ACTIVIDAD 1 ::
En el texto sobre las fuerzas armadas europeas, ¿en qué año fue imposible activar por primera vez un Grupo de Combate?
ACTIVIDAD 2 ::
Actualiza el texto sobre las fuerzas armadas europeas entre "Por otra parte, tomando" y "plenamente esa tarea.", ambos incluidos, cambiando "Consejo Europeo" por "Parlamento Europeo".
ACTIVIDAD 3 ::
Según el texto sobre las fuerzas armadas europeas, ¿qué grupos ven de modo muy desigual la seguridad nacional como competencia nacional? Nómbralos todos.

TEXTO PROPORCIONADO ::
******************************

Por otra parte, tomando como referencia lo que ocurre a escala nacional, parece lógico entender que la creación de unas fuerzas armadas europeas debe ser el último piso de un edificio que debe contar primero con unos cimientos políticos sólidos; es decir, con un gobierno verdaderamente común al que se subordine dicho ejército. Y es evidente que ni el Consejo Europeo, ni la Comisión, tal como hoy los vemos, pueden cubrir plenamente esa tarea.
Visto así, parecería que se ha optado por ir avanzando en lo que se pueda, aprovechando coyunturas que permitan vencer las históricas resistencias nacionalistas, aunque no exista una idea clara del conjunto (¿fuerzas armadas para qué?). Pero aunque eso suponga ir añadiendo ladrillos en el edificio comunitario que se pretende construir, es imposible olvidar que no solo el malhadado David Cameron considera que la seguridad nacional es una competencia nacional. Una competencia que es vista de modo muy desigual por los denominados europeístas —con Francia a la cabeza—, por los atlantistas —ya sin Gran Bretaña al frente, pero con notorios defensores en la vecindad de Rusia— y por los todavía anacrónicos neutrales.
A eso se añade la enorme dificultad para determinar dónde se tendrían que emplear dichas fuerzas, teniendo en cuenta la divergencia existente en cultura de seguridad y defensa de los distintos Estados miembro, como quedó de manifiesto cuando fue imposible activar por primera vez un Grupo de Combate en 2013, en apoyo a las operaciones que las fuerzas francesas desarrollaban en República Centroafricana. Todo ello sin olvidar que la mera existencia de la OTAN (22 de sus 29 de sus miembros lo son también de la UE) sigue siendo el principal elemento de disuasión contra los europeístas, argumentando que ni se puede (por la crisis) ni se debe (por coherencia estratégica) duplicar esfuerzos. Por último, antes de dar un paso de esa exigencia, también habría que considerar la necesidad de superar el techo que desde 1992 quedó establecido con las llamadas Misiones Petersberg, insuficiente si realmente se aspira a una autonomía estratégica.

******************************

ENTRADAS ::
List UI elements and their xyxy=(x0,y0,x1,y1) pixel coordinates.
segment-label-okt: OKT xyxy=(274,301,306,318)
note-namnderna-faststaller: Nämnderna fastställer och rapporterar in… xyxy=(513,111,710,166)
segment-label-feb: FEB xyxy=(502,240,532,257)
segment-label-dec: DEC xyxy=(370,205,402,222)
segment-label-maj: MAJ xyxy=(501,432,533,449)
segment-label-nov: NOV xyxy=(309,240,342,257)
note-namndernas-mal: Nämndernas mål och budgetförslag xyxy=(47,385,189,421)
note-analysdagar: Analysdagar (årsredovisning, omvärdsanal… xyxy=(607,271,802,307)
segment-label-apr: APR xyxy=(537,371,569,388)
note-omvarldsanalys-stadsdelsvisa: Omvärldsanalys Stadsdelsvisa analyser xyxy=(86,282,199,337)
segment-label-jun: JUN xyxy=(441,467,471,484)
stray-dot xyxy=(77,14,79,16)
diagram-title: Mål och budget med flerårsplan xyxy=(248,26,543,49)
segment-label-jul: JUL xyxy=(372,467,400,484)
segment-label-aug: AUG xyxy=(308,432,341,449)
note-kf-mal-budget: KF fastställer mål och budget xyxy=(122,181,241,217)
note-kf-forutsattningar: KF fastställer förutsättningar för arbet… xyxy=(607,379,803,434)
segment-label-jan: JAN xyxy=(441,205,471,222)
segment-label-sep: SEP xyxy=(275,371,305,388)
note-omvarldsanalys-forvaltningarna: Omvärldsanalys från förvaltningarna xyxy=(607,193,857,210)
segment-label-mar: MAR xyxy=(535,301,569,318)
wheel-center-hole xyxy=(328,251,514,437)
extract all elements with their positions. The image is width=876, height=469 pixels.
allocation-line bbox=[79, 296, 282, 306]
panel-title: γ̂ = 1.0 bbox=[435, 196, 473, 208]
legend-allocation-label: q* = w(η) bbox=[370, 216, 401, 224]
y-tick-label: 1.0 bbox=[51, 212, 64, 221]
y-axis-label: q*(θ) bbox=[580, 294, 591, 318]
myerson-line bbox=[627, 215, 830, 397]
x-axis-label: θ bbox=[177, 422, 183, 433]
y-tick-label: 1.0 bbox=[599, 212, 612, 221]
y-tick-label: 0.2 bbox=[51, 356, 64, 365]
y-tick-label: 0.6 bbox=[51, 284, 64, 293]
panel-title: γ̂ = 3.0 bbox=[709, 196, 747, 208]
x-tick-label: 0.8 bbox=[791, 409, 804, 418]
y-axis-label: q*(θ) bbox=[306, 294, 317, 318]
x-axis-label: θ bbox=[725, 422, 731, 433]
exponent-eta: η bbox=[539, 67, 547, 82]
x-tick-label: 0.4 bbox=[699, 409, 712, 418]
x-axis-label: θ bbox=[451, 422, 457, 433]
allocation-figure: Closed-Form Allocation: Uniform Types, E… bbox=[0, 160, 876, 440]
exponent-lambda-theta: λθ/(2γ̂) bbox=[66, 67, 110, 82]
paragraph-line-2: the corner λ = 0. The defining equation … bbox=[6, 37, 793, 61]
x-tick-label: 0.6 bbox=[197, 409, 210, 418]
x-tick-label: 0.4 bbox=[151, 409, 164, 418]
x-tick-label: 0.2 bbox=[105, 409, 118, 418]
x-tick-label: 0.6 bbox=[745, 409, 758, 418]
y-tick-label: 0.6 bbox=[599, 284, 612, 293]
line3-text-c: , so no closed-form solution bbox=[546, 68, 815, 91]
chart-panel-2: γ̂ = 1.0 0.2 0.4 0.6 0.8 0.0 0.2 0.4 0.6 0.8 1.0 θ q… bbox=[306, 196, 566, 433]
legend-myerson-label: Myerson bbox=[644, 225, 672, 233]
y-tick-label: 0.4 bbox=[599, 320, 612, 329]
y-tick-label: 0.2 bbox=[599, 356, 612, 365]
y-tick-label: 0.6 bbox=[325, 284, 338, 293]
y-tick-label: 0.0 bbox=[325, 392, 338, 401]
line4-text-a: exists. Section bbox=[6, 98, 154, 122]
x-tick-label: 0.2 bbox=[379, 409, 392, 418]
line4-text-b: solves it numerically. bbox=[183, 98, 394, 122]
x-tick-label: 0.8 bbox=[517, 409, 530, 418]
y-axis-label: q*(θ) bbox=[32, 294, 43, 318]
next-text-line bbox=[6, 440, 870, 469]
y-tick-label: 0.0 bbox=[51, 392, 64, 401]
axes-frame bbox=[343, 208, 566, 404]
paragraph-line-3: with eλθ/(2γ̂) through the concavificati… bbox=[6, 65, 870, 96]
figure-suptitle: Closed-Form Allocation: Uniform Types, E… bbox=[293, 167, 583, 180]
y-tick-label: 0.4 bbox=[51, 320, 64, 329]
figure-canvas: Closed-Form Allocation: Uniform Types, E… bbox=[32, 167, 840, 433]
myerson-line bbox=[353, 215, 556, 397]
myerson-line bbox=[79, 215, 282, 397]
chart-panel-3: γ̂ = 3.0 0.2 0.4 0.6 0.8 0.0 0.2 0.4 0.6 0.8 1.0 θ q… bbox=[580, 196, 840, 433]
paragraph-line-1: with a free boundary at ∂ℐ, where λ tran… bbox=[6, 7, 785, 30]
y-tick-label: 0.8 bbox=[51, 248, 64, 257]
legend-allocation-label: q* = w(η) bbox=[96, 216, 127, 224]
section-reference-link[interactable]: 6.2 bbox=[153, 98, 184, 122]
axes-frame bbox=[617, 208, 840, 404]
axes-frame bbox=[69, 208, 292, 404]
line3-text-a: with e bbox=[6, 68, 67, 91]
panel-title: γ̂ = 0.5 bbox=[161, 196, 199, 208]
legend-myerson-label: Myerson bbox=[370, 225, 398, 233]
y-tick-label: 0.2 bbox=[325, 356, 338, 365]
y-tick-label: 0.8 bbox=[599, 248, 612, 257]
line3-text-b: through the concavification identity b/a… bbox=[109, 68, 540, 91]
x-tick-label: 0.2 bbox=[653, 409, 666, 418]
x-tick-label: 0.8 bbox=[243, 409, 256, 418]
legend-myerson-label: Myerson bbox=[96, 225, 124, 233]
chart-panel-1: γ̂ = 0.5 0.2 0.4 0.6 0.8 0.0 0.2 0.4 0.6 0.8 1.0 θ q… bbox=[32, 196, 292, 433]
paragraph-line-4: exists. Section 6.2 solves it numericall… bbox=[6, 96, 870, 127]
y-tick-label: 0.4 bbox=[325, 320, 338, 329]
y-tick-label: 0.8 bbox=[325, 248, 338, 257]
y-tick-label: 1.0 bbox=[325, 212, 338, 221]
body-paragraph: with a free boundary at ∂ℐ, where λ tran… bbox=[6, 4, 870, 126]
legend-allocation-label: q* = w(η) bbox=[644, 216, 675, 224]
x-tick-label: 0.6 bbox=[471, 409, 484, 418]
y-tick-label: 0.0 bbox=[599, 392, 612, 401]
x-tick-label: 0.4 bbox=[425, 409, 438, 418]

******************************

RESPUESTA 1 ::
En 2013.

RESPUESTA 2 ::
Por otra parte, tomando como referencia lo que ocurre a escala nacional, parece lógico entender que la creación de unas fuerzas armadas europeas debe ser el último piso de un edificio que debe contar primero con unos cimientos políticos sólidos; es decir, con un gobierno verdaderamente común al que se subordine dicho ejército. Y es evidente que ni el Parlamento Europeo, ni la Comisión, tal como hoy los vemos, pueden cubrir plenamente esa tarea.

RESPUESTA 3 ::
Los europeístas, los atlantistas y los neutrales.